Direction —
Find how many lines in the data below include the word "saya", then write only that number.

Raw data —

* * * * * * *

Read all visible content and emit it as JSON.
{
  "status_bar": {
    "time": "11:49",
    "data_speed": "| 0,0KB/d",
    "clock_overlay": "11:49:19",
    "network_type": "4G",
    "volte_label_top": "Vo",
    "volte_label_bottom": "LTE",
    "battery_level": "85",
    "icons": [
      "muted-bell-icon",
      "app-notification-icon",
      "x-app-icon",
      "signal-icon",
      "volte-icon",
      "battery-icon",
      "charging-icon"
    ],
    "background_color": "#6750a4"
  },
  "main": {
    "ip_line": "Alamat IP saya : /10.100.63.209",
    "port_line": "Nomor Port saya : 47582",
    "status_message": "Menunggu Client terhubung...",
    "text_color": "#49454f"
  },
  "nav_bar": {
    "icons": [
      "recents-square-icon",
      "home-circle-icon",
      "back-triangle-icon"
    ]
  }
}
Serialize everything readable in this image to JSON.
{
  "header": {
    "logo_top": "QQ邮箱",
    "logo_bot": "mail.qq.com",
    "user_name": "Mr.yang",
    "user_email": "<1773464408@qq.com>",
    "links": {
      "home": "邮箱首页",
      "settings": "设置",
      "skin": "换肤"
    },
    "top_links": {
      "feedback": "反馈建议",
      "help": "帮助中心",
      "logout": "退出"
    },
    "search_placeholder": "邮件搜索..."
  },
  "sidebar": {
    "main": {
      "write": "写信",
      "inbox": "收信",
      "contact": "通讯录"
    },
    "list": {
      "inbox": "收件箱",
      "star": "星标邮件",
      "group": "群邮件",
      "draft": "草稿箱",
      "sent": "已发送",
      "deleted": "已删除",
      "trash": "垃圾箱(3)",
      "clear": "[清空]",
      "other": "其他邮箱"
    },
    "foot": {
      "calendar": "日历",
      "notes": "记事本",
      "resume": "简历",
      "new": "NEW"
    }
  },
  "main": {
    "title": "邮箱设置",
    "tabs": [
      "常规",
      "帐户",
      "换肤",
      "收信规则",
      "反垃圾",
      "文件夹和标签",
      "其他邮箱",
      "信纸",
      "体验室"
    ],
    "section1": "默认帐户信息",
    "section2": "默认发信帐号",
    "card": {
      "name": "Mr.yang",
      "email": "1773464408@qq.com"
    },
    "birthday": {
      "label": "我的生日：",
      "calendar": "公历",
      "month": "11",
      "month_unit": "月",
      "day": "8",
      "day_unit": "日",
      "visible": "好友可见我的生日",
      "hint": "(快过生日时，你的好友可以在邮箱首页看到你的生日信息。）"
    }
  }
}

* * * * * * *

Answer to the task —
2